━━━ Passage shown ━━━

The German-Austrian author, screenwriter, essayist, literary critic and lecturer Daniel Kehlmann will deliver the speech honouring Salman Rushdie, recipient of this year’s Peace Prize of the German Book Trade. The award ceremony will take place at 11 am on Sunday 22 October 2023 in the framework of the Frankfurt Book Fair. The event will be broadcast live on German television (ZDF) from the Church of St. Paul in Frankfurt.

Daniel Kehlmann was born in Munich in 1975 to director Michael Kehlmann and actress Dagmar Mettler. He grew up in Vienna and studied Philosophy and German at university there. Today, he lives with his family in Berlin and occasionally also in New York. He has been a friend of Salman Rushdie for many years.

Kehlmann is one of the most important German-language writers of the present day, and with popular novels, plays and screenplays, has brought an extensive and much-discussed body of work into the world. Novels such as »Beerholms Vorstellung« (1997) and »Mahlers Zeit« (1999) made him popular in Germany; Kehlmann's international breakthrough came with the novel »Me and Kaminski« (2003). A sensational success was his novel about the history of science »Measuring the World«, published in 2005, which has been translated into more than 40 languages and, with six million copies sold worldwide, is one of the most successful books in post-war German literature. Kehlmann's other well-known novels include »Fame« (2009), »F. A novel« (2013), and »Tyll« (2017).

A special feature of Kehlmann's works, which are often historical adventure novels, is the fusion of reality and illusion. His writing is influenced by authors from the Anglo-American world, such as Salman Rushdie, Jonathan Franzen, Ian McEwan, Zadie Smith, and Vladimir Nabokov, as well as from Latin America, including Gabriel Garcia Marquez, Mario Vargas Llosa, and Jorge Luis Borges. Like some of these writers, Kehlmann as an author is often assigned to the style of Magical Realism - but since this term refers to the belief of indigenous Central American peoples in magic in everyday life, Kehlmann's style is also referred to as "fractured realism": as a refraction of European rationalism with Latin American imagination and fabulist joy.

His complex narrative arrangements reveal a delight in provocation, while his works deal with themes such as a critique of reason and the question of the narratability of history. Kehlmann's oeuvre is characterized by numerous references to well-known pre-texts and by a critical examination of post-war German literature as well as a postmodern play with signs that readers must decipher. His works contain intermedial references to other art forms such as painting or film, but also to the natural sciences, philosophy, theology, and German studies.

━━━ Collected material ━━━

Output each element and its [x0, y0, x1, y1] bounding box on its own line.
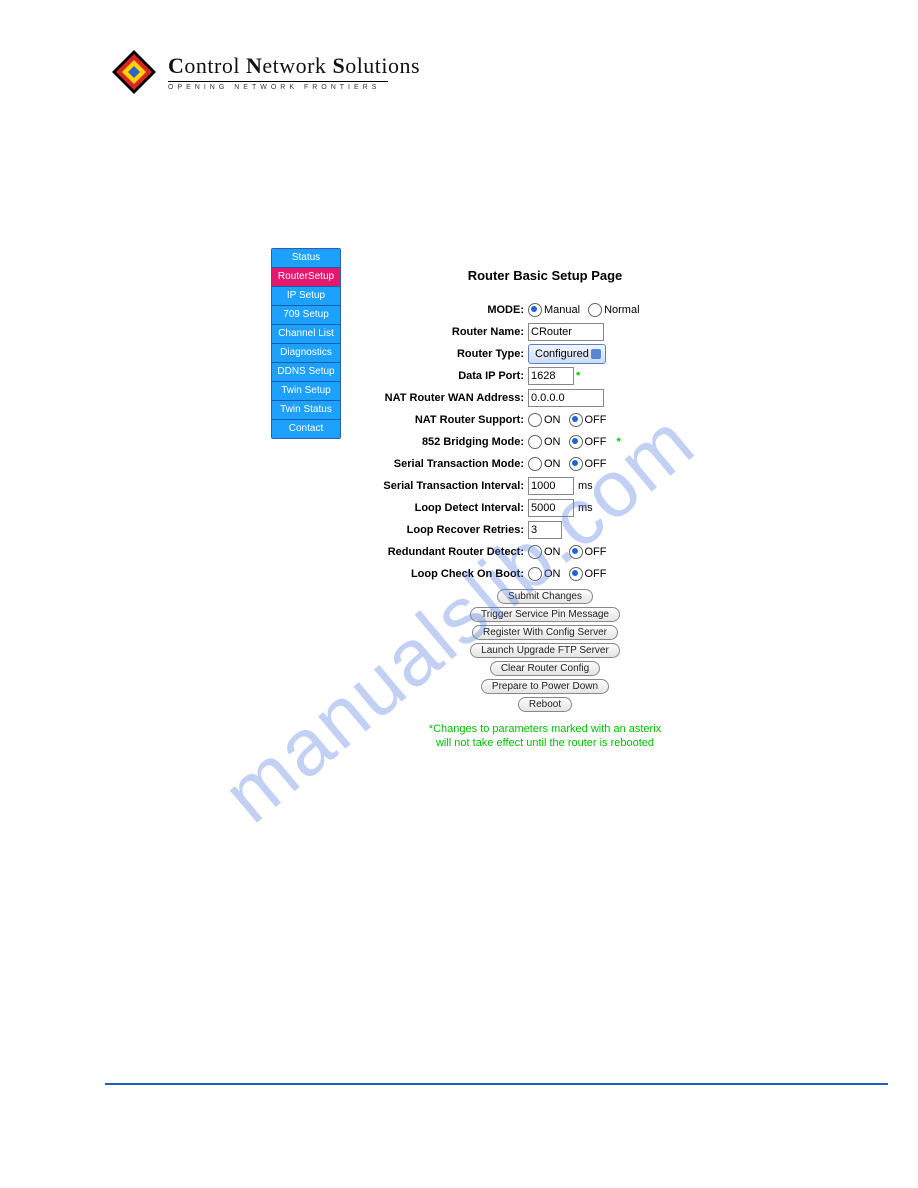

━━━

# Goal
From the passage on Daniel Kehlmann, output everything from "His complex narrative" down to "and German studies.", copied exactly.

# The result
His complex narrative arrangements reveal a delight in provocation, while his works deal with themes such as a critique of reason and the question of the narratability of history. Kehlmann's oeuvre is characterized by numerous references to well-known pre-texts and by a critical examination of post-war German literature as well as a postmodern play with signs that readers must decipher. His works contain intermedial references to other art forms such as painting or film, but also to the natural sciences, philosophy, theology, and German studies.